[Records to use start]

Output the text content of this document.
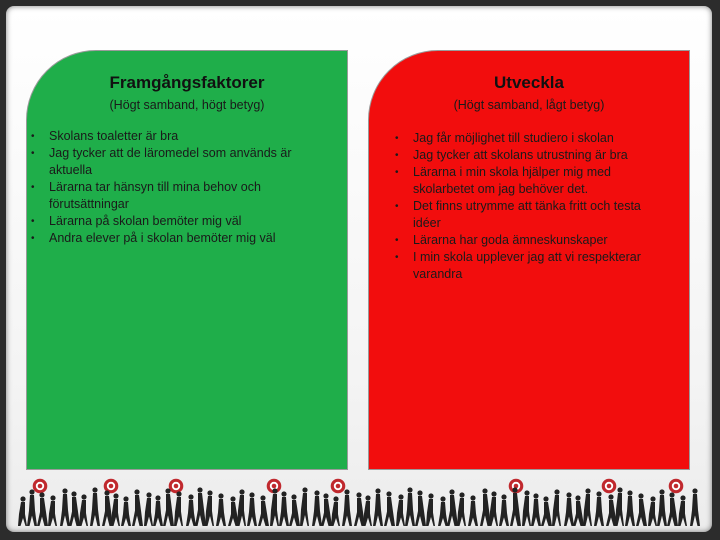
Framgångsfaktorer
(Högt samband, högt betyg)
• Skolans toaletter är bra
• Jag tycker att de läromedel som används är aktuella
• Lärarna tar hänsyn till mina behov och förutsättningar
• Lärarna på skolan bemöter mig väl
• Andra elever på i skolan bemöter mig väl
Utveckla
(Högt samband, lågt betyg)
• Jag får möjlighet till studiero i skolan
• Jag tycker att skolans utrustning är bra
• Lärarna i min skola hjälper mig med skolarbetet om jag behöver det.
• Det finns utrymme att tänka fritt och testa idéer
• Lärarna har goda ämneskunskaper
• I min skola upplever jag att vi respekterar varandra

[Records to use end]
[Records to use start]

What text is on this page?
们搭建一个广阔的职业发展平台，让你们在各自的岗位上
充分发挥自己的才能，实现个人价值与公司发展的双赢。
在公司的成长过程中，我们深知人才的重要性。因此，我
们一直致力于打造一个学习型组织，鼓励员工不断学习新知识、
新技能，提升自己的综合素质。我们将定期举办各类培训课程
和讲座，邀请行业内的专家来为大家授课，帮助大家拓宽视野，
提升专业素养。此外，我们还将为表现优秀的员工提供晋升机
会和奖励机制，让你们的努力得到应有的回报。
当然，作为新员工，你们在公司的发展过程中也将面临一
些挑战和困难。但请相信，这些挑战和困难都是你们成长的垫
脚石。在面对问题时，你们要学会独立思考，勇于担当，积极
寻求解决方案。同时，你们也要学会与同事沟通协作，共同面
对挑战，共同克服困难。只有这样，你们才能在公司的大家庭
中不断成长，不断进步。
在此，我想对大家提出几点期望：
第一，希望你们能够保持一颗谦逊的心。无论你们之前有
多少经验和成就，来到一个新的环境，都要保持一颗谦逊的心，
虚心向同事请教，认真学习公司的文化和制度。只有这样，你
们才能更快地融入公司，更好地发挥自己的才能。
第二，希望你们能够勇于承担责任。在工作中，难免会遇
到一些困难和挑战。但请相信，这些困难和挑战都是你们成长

[Records to use end]

* [Task to complete] Every line in the data above that contains "till" needs to be copied.

* [Full output]
• Lärarna tar hänsyn till mina behov och förutsättningar
• Jag får möjlighet till studiero i skolan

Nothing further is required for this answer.